• [What you will do]
In the listing below, count the lines with "right" and report only the figure.

(Figure contents as structured data)
# # # # #

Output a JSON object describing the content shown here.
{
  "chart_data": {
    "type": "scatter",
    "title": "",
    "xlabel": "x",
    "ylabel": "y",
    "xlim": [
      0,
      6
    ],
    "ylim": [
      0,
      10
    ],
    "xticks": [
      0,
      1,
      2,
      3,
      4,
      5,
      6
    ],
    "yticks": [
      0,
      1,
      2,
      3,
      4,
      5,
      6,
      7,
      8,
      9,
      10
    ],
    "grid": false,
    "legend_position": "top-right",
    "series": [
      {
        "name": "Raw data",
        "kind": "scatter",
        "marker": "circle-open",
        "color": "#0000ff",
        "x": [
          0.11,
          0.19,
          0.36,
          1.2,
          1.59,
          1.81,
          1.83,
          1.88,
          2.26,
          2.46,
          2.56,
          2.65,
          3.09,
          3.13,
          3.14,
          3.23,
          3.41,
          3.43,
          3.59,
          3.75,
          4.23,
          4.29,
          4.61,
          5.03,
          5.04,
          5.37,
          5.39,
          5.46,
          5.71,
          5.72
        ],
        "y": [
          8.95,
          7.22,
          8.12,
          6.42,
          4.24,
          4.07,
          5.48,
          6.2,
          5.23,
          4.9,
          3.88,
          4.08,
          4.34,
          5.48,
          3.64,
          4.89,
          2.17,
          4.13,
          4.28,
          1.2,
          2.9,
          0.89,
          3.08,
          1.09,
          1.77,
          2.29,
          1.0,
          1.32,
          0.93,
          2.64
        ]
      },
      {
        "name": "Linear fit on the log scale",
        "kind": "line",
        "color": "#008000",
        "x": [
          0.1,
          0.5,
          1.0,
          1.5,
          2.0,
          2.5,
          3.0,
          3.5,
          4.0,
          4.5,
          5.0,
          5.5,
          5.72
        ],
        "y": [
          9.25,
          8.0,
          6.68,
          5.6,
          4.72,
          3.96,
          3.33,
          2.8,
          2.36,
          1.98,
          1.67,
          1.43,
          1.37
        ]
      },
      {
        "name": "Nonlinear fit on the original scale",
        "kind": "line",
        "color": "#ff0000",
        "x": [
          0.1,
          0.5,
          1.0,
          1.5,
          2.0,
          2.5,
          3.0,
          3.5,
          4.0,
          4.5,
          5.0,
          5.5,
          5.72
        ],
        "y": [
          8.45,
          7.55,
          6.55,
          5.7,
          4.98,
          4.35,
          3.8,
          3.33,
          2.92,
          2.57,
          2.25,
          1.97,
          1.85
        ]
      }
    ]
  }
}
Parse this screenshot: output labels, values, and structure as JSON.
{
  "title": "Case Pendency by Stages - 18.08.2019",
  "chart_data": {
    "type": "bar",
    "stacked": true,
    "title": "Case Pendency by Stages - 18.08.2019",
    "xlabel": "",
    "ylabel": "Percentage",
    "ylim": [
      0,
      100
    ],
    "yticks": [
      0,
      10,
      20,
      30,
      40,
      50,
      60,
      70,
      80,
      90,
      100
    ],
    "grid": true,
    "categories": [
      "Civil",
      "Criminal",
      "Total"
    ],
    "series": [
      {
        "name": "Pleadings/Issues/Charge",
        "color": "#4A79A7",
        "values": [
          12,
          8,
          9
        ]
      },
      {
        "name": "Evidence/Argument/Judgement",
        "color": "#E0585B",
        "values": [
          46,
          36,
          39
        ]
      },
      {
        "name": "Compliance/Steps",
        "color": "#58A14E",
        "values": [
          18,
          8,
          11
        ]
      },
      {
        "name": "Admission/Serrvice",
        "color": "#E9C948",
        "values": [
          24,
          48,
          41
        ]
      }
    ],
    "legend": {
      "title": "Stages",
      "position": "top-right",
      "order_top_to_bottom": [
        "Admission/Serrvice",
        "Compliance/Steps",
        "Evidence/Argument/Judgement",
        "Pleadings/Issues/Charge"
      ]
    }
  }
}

# # # # #

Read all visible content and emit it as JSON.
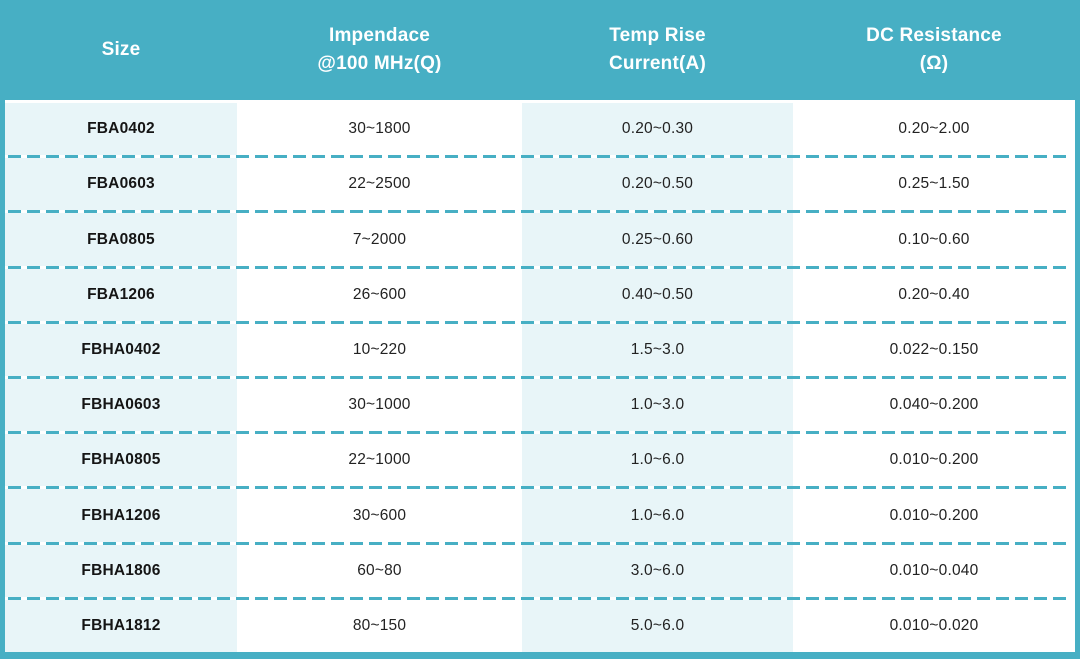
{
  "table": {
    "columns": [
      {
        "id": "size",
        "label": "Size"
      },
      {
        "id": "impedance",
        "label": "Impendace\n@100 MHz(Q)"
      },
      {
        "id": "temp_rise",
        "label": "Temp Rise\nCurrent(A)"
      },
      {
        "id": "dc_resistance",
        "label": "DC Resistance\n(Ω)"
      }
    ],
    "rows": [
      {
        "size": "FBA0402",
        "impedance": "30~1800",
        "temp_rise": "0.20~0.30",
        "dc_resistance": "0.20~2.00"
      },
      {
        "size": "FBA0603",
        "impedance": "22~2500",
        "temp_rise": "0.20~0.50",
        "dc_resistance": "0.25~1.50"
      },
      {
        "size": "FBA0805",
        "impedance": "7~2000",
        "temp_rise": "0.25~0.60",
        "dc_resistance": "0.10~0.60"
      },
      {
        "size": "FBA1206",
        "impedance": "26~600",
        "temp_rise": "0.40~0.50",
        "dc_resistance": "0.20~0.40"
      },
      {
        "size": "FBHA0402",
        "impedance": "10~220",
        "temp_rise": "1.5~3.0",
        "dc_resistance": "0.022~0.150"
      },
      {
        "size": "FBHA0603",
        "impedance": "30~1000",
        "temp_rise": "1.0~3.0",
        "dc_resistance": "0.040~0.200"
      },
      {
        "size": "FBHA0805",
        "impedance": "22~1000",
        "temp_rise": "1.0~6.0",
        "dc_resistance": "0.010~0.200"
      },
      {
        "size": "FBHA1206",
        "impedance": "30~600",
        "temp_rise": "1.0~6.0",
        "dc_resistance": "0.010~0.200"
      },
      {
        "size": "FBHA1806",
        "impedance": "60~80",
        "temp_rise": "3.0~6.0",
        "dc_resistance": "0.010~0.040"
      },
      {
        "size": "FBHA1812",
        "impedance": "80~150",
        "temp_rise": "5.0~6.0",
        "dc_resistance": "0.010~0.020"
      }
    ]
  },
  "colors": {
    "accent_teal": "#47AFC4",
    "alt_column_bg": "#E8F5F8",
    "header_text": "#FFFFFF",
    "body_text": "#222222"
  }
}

# # # # #

• [Written answer]
2